• Instructions to follow: Check every line of the entries that follow, and copy the ones containing "ABflo".

• Record list:
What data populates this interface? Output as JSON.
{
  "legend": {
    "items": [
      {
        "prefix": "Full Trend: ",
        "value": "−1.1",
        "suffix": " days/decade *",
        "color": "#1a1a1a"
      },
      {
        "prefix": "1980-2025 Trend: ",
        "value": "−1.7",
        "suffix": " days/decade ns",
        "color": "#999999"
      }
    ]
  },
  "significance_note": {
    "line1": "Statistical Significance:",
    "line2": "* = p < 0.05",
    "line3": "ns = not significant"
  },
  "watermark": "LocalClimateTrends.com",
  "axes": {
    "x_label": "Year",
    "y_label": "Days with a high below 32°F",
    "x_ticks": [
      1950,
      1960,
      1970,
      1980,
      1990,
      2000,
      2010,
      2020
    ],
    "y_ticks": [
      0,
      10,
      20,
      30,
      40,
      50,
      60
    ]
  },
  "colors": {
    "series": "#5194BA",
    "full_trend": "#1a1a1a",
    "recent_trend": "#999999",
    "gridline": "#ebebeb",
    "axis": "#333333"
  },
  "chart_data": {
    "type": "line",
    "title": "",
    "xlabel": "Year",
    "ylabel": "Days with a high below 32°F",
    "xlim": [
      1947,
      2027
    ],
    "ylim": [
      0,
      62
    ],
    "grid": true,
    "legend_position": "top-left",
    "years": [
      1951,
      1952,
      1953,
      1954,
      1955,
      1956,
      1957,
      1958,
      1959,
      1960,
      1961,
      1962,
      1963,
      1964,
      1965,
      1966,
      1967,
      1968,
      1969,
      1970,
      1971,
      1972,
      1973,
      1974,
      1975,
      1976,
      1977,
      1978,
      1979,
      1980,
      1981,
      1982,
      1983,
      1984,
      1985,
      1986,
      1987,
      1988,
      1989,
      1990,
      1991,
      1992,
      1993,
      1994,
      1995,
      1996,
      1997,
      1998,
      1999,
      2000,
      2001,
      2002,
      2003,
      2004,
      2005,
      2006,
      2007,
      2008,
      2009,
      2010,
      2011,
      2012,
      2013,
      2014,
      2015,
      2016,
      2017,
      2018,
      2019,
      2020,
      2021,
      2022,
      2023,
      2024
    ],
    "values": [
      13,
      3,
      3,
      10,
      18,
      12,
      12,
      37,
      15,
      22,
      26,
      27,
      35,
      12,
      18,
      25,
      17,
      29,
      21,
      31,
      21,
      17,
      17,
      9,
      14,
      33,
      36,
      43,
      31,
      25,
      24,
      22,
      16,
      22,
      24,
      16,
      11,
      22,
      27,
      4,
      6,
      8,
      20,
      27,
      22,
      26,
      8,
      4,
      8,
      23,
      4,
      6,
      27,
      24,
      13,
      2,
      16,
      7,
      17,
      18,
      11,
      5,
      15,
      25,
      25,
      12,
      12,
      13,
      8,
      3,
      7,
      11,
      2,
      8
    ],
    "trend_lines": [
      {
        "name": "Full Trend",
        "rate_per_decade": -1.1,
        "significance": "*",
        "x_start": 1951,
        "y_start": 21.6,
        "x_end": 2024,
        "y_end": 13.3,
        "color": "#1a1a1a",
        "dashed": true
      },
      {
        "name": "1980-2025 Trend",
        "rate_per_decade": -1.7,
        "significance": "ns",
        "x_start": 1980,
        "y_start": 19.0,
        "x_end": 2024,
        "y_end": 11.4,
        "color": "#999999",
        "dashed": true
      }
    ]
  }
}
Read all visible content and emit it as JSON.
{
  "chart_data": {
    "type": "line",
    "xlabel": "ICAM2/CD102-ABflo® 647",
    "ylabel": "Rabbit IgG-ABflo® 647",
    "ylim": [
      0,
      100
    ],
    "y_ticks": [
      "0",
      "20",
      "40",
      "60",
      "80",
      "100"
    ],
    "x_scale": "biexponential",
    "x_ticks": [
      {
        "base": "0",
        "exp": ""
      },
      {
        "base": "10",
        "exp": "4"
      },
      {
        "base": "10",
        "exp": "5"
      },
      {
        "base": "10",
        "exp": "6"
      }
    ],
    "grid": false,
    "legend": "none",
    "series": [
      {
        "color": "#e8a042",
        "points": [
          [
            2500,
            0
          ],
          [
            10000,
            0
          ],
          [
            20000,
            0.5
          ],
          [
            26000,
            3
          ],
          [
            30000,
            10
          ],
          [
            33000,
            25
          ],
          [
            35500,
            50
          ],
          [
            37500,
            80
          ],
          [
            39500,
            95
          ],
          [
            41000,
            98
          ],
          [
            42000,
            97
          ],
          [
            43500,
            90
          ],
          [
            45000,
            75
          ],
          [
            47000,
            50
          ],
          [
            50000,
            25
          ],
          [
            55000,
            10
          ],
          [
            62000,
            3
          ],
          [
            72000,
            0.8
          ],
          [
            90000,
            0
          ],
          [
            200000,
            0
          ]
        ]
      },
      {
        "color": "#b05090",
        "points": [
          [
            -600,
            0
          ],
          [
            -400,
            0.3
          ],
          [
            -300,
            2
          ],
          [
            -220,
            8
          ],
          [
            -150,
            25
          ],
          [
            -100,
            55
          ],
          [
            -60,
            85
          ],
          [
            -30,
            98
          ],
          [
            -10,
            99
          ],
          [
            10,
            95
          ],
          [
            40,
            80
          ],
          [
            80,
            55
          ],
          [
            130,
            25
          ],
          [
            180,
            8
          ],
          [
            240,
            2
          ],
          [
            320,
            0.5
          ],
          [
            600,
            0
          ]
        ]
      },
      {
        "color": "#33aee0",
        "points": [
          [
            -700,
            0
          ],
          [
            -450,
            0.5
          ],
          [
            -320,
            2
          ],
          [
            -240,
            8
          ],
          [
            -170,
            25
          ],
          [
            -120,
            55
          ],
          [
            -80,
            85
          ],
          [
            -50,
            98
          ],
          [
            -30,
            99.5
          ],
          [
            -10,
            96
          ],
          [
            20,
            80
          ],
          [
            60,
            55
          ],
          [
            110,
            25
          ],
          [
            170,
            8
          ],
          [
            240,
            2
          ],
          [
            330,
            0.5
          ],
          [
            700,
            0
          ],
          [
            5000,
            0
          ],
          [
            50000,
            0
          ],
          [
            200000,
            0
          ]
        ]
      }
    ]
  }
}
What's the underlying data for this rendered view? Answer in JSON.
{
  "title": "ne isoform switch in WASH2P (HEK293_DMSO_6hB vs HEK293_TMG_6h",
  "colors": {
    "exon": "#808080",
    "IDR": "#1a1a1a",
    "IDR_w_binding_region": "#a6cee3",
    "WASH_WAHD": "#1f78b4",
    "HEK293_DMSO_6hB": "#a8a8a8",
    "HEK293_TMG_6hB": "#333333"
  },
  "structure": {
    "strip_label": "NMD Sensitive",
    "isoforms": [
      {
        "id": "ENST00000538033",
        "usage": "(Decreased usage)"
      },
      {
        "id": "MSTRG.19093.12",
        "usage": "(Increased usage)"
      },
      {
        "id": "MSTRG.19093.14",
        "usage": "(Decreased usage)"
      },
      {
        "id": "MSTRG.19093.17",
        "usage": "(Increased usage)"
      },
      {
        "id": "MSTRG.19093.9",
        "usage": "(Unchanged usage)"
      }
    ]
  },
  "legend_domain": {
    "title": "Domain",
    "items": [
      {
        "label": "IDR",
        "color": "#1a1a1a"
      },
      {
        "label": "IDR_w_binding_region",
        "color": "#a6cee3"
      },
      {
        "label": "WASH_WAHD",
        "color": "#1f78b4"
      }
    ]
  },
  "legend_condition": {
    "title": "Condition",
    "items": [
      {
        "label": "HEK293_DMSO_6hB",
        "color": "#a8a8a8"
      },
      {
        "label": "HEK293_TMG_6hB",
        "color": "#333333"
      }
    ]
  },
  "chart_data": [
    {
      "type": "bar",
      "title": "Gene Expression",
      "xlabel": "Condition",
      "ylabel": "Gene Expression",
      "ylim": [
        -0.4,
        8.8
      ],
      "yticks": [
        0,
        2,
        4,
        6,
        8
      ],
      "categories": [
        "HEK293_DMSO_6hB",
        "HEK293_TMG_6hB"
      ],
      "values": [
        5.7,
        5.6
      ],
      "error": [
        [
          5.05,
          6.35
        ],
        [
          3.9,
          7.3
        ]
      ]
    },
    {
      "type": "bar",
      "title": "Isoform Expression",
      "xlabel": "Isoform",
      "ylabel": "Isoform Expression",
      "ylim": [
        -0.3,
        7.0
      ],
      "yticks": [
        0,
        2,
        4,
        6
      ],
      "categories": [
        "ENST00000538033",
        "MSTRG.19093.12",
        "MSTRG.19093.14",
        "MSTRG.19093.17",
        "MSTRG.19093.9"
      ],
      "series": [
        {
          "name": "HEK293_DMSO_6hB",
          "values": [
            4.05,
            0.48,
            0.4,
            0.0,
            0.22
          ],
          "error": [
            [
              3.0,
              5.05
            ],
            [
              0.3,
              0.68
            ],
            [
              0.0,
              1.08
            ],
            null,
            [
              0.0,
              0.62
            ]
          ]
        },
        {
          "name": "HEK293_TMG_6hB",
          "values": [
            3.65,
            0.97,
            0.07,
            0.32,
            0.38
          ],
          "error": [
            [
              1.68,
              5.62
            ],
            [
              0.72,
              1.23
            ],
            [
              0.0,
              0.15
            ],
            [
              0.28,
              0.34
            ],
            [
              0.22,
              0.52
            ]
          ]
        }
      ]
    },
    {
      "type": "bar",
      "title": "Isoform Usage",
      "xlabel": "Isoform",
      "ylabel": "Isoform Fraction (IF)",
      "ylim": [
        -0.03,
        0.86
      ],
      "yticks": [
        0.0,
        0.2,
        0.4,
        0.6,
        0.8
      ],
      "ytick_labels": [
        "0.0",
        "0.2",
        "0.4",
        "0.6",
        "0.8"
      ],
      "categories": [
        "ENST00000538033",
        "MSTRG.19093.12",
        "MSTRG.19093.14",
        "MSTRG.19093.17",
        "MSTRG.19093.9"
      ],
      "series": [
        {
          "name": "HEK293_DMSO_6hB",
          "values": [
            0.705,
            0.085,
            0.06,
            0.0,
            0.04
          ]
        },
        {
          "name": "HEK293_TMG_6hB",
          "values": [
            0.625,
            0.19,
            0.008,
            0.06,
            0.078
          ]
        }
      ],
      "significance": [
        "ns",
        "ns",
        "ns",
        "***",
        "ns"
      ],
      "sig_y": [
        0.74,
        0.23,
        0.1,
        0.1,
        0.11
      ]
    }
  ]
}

• Answer to the task:
    "xlabel": "ICAM2/CD102-ABflo® 647",
    "ylabel": "Rabbit IgG-ABflo® 647",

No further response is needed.